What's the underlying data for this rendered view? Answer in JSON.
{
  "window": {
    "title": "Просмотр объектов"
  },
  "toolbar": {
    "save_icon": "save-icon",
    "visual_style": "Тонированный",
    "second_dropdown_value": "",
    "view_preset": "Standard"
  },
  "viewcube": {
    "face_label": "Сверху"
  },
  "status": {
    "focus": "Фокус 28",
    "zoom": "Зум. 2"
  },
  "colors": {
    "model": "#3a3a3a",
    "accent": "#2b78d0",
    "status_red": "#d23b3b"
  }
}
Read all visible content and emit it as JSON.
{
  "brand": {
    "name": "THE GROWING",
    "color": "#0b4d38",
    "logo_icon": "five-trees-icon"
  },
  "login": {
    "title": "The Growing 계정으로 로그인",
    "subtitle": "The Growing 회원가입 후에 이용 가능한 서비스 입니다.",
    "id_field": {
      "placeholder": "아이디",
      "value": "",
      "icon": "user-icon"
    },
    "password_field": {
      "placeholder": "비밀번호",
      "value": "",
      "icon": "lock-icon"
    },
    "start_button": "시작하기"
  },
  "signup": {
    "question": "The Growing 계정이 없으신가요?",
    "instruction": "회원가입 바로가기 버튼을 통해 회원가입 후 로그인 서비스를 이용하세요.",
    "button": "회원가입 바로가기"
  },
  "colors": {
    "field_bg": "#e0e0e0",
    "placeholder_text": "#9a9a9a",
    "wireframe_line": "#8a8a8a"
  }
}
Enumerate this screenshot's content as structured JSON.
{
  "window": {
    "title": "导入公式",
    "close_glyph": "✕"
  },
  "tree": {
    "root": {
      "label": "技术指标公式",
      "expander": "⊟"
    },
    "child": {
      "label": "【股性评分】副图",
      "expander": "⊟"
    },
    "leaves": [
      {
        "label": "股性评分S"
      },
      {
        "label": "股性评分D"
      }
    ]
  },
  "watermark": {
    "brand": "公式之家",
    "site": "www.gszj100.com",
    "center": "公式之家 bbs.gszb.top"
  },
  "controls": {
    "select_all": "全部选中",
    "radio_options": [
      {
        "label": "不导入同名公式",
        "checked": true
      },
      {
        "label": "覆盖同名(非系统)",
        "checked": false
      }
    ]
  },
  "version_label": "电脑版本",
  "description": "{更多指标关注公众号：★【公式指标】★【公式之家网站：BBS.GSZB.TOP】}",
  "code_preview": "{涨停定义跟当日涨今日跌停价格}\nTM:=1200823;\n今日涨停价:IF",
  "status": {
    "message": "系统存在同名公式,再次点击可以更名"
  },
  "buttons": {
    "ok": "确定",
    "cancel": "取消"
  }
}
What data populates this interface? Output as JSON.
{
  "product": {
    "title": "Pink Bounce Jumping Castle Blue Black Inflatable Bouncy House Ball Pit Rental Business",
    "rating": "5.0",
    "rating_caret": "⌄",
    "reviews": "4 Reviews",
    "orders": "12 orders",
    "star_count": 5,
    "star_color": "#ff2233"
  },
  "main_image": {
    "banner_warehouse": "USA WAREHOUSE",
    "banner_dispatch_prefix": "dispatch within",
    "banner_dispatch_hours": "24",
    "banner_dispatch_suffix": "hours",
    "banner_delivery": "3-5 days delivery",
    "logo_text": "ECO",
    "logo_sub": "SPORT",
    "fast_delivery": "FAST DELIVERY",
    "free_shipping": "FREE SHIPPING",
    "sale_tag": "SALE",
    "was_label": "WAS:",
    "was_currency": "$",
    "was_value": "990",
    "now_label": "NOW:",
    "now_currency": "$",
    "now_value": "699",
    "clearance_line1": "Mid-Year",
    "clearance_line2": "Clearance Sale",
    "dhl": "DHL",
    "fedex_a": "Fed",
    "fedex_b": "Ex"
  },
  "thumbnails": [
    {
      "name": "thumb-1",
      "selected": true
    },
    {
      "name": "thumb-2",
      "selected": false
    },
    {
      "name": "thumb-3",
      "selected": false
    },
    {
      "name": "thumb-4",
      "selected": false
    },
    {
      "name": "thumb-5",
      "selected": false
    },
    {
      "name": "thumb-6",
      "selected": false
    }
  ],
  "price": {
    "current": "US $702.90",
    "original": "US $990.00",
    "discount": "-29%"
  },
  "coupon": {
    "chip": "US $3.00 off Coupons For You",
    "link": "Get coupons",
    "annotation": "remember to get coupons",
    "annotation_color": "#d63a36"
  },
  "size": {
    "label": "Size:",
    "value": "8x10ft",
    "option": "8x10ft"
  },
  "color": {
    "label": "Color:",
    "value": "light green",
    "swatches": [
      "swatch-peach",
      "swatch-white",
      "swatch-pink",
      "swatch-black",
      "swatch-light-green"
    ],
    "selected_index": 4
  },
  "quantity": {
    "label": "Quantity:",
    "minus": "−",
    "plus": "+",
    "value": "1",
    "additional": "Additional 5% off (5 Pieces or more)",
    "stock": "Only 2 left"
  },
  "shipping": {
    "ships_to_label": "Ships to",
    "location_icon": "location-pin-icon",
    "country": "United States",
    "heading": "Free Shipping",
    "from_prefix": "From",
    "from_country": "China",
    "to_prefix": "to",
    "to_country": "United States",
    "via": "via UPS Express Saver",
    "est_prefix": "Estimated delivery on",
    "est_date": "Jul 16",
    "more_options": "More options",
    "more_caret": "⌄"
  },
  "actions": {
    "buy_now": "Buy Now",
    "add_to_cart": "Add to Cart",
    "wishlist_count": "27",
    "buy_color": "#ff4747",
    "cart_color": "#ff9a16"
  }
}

· · · · ·

What to do: Gather all lines where the word "JSON" appears.

Result of this exercise:
What's the underlying data for this rendered view? Answer in JSON.
Read all visible content and emit it as JSON.
Enumerate this screenshot's content as structured JSON.
What data populates this interface? Output as JSON.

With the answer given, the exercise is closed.